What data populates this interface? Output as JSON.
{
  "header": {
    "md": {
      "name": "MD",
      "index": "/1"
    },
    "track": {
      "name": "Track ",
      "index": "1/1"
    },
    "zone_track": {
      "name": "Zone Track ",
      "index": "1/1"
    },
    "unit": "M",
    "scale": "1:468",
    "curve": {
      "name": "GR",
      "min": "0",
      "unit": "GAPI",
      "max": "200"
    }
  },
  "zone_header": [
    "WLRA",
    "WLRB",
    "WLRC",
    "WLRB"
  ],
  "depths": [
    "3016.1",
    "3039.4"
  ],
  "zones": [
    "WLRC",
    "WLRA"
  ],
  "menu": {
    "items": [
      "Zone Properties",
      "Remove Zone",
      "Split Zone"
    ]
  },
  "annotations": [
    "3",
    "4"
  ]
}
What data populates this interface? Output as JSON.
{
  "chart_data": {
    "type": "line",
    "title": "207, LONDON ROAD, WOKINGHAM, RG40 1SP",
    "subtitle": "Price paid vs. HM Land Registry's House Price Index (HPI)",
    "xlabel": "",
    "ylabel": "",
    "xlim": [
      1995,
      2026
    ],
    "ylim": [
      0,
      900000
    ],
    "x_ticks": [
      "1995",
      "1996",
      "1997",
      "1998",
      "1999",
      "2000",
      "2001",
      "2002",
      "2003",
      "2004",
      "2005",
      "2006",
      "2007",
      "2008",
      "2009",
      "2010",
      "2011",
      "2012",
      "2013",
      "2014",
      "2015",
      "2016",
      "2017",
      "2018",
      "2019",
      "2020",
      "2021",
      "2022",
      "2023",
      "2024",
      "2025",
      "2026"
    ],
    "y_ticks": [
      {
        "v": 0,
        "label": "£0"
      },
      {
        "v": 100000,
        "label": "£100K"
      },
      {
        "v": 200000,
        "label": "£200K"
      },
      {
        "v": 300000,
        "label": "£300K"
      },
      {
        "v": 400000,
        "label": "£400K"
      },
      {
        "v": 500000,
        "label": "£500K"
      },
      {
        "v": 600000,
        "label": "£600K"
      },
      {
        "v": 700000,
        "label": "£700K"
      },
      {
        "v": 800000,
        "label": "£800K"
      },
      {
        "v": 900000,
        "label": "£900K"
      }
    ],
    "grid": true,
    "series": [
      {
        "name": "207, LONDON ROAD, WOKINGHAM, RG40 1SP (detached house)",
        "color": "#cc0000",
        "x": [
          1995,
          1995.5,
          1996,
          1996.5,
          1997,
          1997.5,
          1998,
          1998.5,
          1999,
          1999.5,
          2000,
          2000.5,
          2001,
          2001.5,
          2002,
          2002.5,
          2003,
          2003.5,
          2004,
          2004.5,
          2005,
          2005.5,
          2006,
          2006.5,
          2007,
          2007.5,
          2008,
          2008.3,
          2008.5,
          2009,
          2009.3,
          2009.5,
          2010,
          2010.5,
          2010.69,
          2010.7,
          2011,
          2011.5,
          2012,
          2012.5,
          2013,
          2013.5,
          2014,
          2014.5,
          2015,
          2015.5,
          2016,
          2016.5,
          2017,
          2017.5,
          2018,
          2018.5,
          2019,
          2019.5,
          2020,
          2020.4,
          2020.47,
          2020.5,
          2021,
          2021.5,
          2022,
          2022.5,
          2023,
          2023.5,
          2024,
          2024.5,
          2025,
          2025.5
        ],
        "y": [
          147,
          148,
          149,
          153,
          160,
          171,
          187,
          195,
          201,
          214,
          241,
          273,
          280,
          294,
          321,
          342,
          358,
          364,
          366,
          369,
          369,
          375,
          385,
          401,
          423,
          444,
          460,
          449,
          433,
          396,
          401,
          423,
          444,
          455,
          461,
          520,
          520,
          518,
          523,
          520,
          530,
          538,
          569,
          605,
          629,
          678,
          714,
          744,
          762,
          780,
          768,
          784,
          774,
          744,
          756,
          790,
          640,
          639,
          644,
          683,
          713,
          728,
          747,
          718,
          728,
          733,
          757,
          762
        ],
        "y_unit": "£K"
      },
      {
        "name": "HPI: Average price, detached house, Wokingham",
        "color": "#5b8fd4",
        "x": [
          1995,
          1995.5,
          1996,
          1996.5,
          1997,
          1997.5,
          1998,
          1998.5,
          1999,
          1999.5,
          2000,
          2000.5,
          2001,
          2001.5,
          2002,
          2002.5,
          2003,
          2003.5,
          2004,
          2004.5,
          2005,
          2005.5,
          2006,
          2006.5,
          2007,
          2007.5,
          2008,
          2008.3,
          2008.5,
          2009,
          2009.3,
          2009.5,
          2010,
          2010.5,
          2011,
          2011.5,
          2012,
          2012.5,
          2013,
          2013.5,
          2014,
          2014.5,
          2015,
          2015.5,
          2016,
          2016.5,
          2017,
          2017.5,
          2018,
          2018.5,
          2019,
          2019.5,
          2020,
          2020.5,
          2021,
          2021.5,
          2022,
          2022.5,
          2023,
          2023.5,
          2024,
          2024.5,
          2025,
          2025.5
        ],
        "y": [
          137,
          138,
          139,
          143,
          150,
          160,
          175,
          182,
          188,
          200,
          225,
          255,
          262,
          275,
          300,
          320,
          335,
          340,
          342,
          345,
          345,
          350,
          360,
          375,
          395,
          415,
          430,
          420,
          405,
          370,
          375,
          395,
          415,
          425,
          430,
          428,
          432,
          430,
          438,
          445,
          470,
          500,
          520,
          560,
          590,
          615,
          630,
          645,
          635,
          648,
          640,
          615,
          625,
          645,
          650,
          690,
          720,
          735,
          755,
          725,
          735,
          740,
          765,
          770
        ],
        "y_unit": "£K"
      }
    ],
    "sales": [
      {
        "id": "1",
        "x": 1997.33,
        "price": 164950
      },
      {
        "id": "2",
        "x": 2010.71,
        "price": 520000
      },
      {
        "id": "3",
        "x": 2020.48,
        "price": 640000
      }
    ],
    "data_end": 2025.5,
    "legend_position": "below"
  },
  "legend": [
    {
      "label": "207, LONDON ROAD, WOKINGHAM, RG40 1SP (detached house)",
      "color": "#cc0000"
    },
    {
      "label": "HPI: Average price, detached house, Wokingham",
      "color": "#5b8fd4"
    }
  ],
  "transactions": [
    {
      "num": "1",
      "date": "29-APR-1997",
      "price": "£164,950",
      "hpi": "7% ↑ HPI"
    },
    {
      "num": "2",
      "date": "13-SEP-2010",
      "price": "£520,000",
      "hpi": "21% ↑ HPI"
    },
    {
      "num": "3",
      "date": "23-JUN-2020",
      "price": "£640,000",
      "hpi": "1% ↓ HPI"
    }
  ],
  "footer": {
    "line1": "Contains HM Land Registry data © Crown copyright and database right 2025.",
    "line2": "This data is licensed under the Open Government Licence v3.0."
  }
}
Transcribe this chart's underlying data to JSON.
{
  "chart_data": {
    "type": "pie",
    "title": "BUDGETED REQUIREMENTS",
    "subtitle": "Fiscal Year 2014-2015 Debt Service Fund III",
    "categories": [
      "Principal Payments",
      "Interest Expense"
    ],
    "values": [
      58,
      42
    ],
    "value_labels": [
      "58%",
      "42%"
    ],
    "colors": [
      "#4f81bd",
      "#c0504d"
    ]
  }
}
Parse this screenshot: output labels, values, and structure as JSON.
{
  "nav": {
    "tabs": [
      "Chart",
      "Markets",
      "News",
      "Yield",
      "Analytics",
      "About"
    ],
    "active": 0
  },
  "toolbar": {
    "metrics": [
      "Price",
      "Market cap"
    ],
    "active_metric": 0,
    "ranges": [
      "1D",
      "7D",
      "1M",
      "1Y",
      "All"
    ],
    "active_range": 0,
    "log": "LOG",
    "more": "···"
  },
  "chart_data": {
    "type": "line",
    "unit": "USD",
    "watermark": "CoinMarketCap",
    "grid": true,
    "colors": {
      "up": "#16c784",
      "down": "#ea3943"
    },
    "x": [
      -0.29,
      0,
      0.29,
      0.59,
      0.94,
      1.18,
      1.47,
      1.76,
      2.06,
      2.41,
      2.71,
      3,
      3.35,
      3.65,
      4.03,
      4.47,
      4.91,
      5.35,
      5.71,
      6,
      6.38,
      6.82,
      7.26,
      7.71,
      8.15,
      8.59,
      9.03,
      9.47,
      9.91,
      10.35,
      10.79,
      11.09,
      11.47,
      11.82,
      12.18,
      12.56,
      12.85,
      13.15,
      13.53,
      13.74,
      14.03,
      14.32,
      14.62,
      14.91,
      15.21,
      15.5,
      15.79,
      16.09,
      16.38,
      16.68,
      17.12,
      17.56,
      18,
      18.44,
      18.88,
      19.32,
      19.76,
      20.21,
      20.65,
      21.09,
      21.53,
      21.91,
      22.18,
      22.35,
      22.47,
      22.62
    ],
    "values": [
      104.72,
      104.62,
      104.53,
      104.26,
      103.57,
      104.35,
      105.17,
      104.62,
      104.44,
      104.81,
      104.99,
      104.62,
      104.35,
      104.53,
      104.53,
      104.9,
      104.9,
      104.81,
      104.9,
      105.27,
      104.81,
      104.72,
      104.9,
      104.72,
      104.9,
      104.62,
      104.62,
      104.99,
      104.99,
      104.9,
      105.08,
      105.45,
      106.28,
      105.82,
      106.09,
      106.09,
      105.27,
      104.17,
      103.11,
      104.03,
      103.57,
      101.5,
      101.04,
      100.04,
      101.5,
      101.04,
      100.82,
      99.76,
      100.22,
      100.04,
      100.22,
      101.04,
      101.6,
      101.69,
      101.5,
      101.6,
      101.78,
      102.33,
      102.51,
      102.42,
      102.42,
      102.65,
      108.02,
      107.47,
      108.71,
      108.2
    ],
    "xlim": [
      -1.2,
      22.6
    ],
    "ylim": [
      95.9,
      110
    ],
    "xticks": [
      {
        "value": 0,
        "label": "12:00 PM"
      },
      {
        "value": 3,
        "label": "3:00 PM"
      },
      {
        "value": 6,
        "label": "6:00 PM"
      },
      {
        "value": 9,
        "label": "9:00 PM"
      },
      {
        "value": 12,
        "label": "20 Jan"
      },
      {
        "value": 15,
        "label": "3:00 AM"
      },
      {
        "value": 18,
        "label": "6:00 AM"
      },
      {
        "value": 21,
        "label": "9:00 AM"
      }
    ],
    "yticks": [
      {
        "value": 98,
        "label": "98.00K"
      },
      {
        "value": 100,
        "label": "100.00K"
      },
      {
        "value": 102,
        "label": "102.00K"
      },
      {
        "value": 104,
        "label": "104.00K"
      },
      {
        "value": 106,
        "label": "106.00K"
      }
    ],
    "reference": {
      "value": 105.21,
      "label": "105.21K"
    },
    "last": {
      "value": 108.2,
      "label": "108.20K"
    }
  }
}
§
> **Problem to solve**
Find every line of the data that holds the string "subtitle", then say how many there are and nothing else.

> **Task response**
2